[EXERCISE PROMPT]
Please write the listing below out again exactly, leaving every picture behind.

[DATA FOR THIS TASK]
+++++
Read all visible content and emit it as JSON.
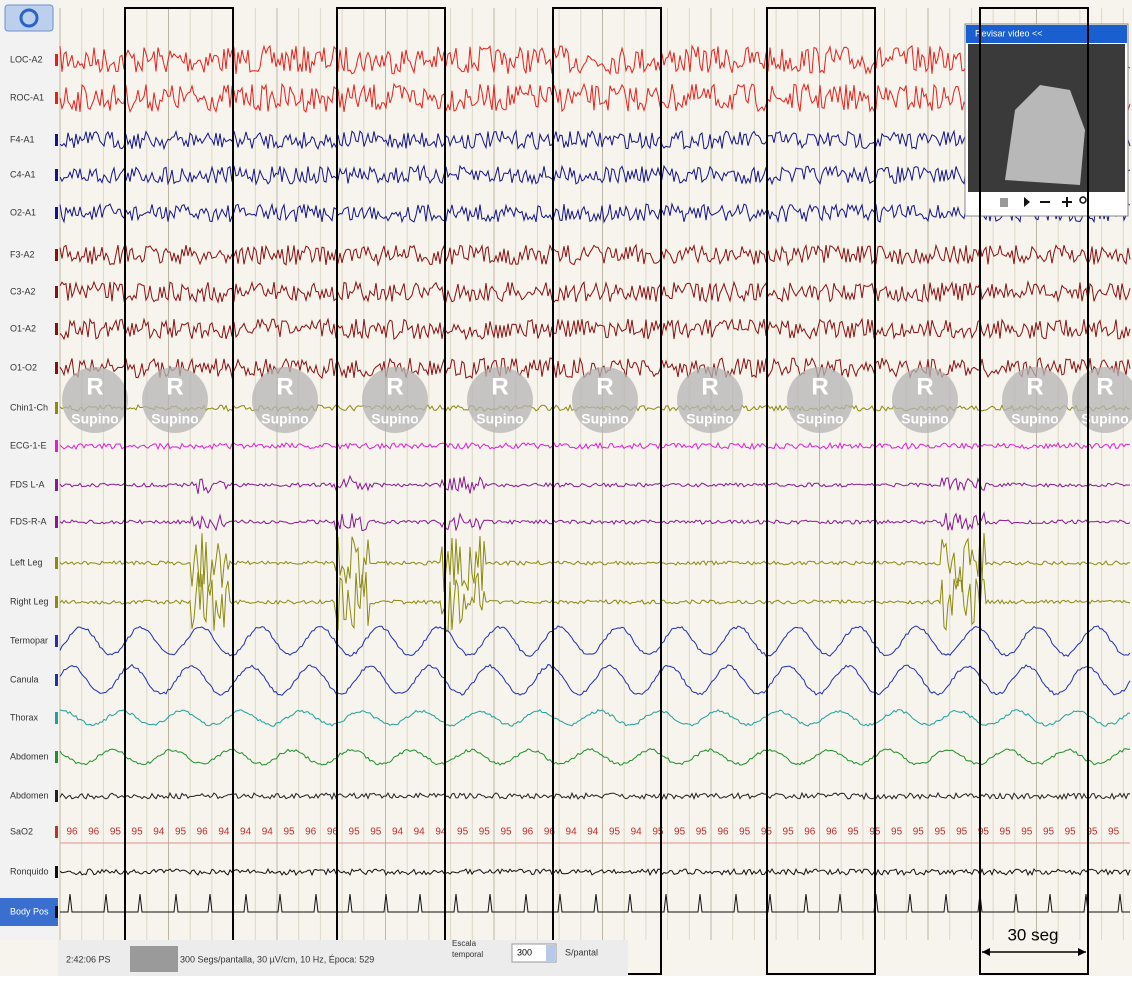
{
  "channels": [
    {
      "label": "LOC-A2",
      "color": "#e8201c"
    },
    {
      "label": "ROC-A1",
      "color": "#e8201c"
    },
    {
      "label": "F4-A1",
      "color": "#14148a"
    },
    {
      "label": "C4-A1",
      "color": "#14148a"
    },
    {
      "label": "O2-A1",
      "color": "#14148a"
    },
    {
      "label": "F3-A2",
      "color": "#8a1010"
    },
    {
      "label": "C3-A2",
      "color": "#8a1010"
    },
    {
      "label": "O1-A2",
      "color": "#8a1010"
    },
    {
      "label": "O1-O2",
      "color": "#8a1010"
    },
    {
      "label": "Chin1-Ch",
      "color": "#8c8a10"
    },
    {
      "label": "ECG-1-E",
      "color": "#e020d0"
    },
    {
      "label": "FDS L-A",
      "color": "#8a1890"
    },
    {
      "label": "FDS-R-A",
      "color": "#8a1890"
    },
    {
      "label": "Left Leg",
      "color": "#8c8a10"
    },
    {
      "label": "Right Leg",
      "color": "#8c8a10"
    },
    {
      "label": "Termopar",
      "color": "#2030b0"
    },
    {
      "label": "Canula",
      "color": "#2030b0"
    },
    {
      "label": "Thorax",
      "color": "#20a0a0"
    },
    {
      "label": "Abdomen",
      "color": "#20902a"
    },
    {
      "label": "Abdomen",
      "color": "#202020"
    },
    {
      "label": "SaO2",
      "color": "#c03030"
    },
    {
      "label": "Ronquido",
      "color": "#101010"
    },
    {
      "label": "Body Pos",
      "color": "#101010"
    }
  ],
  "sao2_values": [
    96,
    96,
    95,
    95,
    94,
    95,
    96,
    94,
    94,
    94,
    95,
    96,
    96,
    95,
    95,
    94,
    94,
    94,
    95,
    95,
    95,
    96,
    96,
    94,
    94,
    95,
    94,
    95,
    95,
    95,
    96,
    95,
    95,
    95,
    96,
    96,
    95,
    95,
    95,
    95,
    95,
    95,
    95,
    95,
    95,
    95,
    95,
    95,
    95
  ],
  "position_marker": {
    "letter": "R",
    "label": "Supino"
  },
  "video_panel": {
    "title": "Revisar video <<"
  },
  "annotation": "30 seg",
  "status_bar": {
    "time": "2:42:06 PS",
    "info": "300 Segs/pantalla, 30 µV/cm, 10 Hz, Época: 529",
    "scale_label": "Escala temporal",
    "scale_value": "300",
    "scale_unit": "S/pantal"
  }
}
+++++
[SOLUTION TO THIS PROBLEM]
Read all visible content and emit it as JSON.
{
  "channels": [
    {
      "label": "LOC-A2",
      "color": "#e8201c"
    },
    {
      "label": "ROC-A1",
      "color": "#e8201c"
    },
    {
      "label": "F4-A1",
      "color": "#14148a"
    },
    {
      "label": "C4-A1",
      "color": "#14148a"
    },
    {
      "label": "O2-A1",
      "color": "#14148a"
    },
    {
      "label": "F3-A2",
      "color": "#8a1010"
    },
    {
      "label": "C3-A2",
      "color": "#8a1010"
    },
    {
      "label": "O1-A2",
      "color": "#8a1010"
    },
    {
      "label": "O1-O2",
      "color": "#8a1010"
    },
    {
      "label": "Chin1-Ch",
      "color": "#8c8a10"
    },
    {
      "label": "ECG-1-E",
      "color": "#e020d0"
    },
    {
      "label": "FDS L-A",
      "color": "#8a1890"
    },
    {
      "label": "FDS-R-A",
      "color": "#8a1890"
    },
    {
      "label": "Left Leg",
      "color": "#8c8a10"
    },
    {
      "label": "Right Leg",
      "color": "#8c8a10"
    },
    {
      "label": "Termopar",
      "color": "#2030b0"
    },
    {
      "label": "Canula",
      "color": "#2030b0"
    },
    {
      "label": "Thorax",
      "color": "#20a0a0"
    },
    {
      "label": "Abdomen",
      "color": "#20902a"
    },
    {
      "label": "Abdomen",
      "color": "#202020"
    },
    {
      "label": "SaO2",
      "color": "#c03030"
    },
    {
      "label": "Ronquido",
      "color": "#101010"
    },
    {
      "label": "Body Pos",
      "color": "#101010"
    }
  ],
  "sao2_values": [
    96,
    96,
    95,
    95,
    94,
    95,
    96,
    94,
    94,
    94,
    95,
    96,
    96,
    95,
    95,
    94,
    94,
    94,
    95,
    95,
    95,
    96,
    96,
    94,
    94,
    95,
    94,
    95,
    95,
    95,
    96,
    95,
    95,
    95,
    96,
    96,
    95,
    95,
    95,
    95,
    95,
    95,
    95,
    95,
    95,
    95,
    95,
    95,
    95
  ],
  "position_marker": {
    "letter": "R",
    "label": "Supino"
  },
  "video_panel": {
    "title": "Revisar video <<"
  },
  "annotation": "30 seg",
  "status_bar": {
    "time": "2:42:06 PS",
    "info": "300 Segs/pantalla, 30 µV/cm, 10 Hz, Época: 529",
    "scale_label": "Escala temporal",
    "scale_value": "300",
    "scale_unit": "S/pantal"
  }
}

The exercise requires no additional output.